## START Data

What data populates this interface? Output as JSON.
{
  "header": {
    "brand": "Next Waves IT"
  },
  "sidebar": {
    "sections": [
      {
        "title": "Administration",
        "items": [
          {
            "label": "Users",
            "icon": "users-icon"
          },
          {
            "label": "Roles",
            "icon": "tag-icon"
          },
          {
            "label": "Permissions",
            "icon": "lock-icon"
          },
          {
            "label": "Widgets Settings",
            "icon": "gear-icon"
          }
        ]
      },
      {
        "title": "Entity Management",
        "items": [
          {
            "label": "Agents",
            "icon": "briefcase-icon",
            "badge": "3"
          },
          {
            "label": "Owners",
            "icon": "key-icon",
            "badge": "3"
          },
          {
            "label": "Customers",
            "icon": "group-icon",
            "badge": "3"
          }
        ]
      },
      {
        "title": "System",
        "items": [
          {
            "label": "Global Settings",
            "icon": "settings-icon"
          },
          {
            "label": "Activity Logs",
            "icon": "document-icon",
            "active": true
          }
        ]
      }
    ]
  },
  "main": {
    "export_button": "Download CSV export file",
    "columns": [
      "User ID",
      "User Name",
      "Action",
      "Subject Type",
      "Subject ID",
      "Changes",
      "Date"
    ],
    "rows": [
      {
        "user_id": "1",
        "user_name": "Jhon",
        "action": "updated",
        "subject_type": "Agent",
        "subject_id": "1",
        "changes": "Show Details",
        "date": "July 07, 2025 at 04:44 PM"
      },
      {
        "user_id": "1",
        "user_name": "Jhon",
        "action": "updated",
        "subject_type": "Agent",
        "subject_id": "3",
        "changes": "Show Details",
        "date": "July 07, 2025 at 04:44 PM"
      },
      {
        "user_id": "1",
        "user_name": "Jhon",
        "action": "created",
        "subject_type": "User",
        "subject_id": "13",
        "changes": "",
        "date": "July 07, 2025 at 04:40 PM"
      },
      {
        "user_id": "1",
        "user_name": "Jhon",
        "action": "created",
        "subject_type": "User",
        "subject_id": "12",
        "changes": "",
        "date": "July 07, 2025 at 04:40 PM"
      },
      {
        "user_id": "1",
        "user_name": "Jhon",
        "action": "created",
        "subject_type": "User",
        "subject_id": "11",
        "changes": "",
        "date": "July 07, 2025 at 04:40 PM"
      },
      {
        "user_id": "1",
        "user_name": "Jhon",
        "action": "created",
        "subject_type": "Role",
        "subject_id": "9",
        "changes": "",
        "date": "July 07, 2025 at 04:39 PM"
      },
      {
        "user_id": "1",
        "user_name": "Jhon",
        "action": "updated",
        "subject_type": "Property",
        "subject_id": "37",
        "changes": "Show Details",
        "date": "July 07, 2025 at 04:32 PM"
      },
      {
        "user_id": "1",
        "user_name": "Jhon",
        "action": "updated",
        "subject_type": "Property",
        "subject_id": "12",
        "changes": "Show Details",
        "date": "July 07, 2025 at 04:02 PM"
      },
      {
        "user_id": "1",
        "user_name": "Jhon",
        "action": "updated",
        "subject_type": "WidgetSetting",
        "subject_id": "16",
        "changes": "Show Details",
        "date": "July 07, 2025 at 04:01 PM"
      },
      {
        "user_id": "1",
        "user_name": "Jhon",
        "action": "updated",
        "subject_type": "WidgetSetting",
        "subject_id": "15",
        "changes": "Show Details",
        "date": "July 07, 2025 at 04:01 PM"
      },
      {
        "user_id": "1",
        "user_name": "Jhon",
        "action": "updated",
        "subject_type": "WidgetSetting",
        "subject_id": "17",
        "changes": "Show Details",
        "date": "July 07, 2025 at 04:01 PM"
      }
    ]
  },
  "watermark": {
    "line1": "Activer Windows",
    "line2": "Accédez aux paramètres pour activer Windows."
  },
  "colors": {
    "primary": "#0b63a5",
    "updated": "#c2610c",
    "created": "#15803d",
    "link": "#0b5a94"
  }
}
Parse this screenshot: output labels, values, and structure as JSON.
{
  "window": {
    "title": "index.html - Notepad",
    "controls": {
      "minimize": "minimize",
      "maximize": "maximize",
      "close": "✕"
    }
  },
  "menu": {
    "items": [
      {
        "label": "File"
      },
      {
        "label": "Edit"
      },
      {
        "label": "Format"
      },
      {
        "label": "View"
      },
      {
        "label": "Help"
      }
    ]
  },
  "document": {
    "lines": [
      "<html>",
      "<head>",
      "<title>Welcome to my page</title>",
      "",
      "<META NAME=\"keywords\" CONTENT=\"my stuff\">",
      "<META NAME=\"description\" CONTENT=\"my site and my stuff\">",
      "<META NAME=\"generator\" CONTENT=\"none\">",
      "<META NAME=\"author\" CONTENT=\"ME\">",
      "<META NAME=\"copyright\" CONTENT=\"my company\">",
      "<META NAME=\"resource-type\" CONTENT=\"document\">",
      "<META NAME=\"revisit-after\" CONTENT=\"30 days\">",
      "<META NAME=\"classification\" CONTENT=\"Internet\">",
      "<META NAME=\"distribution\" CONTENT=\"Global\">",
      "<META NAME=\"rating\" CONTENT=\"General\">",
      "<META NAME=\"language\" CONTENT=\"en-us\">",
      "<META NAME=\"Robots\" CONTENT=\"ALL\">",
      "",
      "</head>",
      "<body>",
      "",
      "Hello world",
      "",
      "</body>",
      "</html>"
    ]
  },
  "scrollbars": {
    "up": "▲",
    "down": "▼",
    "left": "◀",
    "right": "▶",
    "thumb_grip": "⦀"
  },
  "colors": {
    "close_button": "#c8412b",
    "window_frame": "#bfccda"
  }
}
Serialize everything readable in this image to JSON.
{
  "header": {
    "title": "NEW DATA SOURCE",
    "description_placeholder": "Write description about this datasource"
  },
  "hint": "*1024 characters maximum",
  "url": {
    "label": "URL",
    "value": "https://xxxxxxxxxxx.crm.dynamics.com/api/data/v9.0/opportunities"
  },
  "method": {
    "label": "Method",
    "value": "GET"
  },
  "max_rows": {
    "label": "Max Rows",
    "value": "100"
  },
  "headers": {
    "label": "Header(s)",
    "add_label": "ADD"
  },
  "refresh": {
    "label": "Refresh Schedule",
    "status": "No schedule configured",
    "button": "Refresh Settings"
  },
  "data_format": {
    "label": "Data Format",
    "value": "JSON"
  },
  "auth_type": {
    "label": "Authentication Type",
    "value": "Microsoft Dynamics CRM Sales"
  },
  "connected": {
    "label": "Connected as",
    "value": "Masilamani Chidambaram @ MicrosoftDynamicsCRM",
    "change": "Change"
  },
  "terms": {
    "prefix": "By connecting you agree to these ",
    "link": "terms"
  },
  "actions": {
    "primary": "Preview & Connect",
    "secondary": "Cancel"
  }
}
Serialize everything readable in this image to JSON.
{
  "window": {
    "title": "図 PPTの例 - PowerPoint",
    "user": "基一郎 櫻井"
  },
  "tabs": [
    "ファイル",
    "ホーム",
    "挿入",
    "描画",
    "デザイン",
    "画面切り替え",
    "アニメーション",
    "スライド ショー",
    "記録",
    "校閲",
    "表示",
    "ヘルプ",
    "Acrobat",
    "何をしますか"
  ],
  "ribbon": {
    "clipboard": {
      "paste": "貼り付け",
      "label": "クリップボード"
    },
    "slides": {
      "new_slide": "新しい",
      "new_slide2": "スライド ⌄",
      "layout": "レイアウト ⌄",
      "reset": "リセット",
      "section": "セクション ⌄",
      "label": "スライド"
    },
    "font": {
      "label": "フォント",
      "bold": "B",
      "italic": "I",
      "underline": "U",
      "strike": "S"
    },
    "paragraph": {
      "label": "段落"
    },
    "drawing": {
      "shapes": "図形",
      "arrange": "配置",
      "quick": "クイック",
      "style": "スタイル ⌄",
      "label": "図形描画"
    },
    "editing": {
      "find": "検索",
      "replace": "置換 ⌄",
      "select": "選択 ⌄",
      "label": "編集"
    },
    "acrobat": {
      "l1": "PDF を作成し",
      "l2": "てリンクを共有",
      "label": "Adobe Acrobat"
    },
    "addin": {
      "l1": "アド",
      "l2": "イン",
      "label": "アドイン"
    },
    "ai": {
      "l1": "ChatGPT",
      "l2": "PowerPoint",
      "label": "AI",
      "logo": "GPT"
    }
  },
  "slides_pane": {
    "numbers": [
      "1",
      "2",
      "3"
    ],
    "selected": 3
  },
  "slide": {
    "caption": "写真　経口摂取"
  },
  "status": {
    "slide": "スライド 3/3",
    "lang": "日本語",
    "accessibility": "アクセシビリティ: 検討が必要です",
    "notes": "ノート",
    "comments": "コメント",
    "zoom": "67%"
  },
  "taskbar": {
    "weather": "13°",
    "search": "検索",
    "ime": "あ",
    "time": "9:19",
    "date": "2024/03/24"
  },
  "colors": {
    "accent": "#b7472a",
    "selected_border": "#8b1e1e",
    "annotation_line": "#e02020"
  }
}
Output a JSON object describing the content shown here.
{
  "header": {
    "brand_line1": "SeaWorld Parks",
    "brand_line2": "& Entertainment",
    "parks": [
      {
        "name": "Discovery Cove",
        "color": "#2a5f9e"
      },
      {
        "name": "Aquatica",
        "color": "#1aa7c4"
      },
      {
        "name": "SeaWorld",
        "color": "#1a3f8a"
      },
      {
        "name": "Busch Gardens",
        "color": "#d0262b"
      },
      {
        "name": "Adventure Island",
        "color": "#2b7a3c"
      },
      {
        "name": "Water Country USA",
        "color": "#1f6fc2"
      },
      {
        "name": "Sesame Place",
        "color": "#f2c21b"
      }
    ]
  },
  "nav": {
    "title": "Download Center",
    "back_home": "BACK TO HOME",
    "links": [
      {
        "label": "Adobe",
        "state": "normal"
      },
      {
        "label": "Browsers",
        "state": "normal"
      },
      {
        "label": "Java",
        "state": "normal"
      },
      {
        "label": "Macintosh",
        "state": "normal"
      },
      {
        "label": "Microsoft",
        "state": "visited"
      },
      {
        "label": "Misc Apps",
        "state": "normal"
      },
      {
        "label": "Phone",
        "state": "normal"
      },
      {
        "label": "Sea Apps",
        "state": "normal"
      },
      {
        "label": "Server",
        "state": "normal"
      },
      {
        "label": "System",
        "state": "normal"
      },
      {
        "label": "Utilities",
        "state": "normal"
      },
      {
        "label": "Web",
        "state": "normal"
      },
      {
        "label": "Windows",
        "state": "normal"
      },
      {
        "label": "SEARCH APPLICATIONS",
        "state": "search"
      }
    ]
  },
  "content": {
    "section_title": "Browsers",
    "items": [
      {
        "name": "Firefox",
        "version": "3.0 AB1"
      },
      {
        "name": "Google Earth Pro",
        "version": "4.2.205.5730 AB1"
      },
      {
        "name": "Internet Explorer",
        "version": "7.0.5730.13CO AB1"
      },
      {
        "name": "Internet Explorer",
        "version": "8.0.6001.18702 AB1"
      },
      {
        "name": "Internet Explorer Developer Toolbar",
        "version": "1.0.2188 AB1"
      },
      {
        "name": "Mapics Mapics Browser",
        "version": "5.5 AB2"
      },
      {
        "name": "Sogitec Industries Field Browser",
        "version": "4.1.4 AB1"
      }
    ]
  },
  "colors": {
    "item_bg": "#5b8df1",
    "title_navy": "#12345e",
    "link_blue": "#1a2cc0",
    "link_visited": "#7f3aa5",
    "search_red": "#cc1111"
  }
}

## END Data

Count the lines in the records above that hold the word "version", and give only that number.

_Answer in full:_ 7